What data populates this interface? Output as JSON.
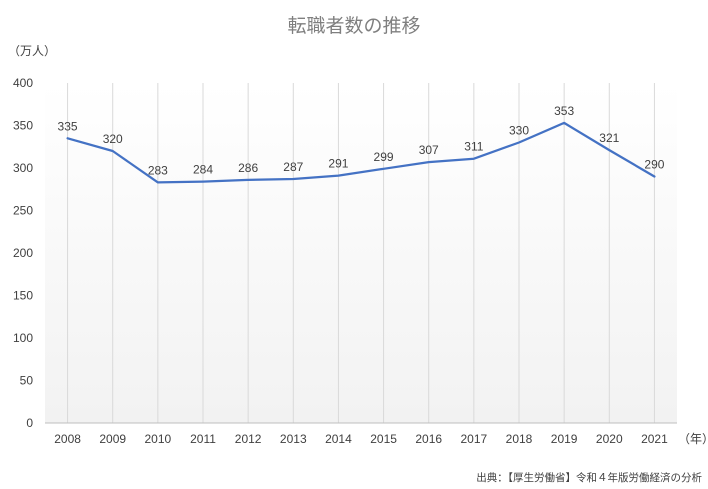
{
  "chart_data": {
    "type": "line",
    "title": "転職者数の推移",
    "y_unit_label": "（万人）",
    "x_unit_label": "（年）",
    "categories": [
      "2008",
      "2009",
      "2010",
      "2011",
      "2012",
      "2013",
      "2014",
      "2015",
      "2016",
      "2017",
      "2018",
      "2019",
      "2020",
      "2021"
    ],
    "series": [
      {
        "values": [
          335,
          320,
          283,
          284,
          286,
          287,
          291,
          299,
          307,
          311,
          330,
          353,
          321,
          290
        ]
      }
    ],
    "ylim": [
      0,
      400
    ],
    "yticks": [
      0,
      50,
      100,
      150,
      200,
      250,
      300,
      350,
      400
    ],
    "grid": "vertical",
    "data_labels": true,
    "line_color": "#4472c4"
  },
  "source_note": "出典：【厚生労働省】令和４年版労働経済の分析"
}
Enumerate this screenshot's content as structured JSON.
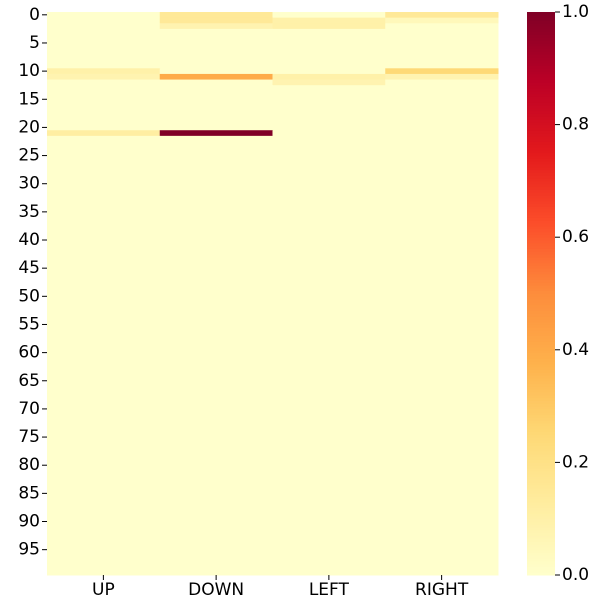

What the task asks
Work out the number of lines in this listing that include the word "JSON". Reply with that number only.

Solution to this exercise
2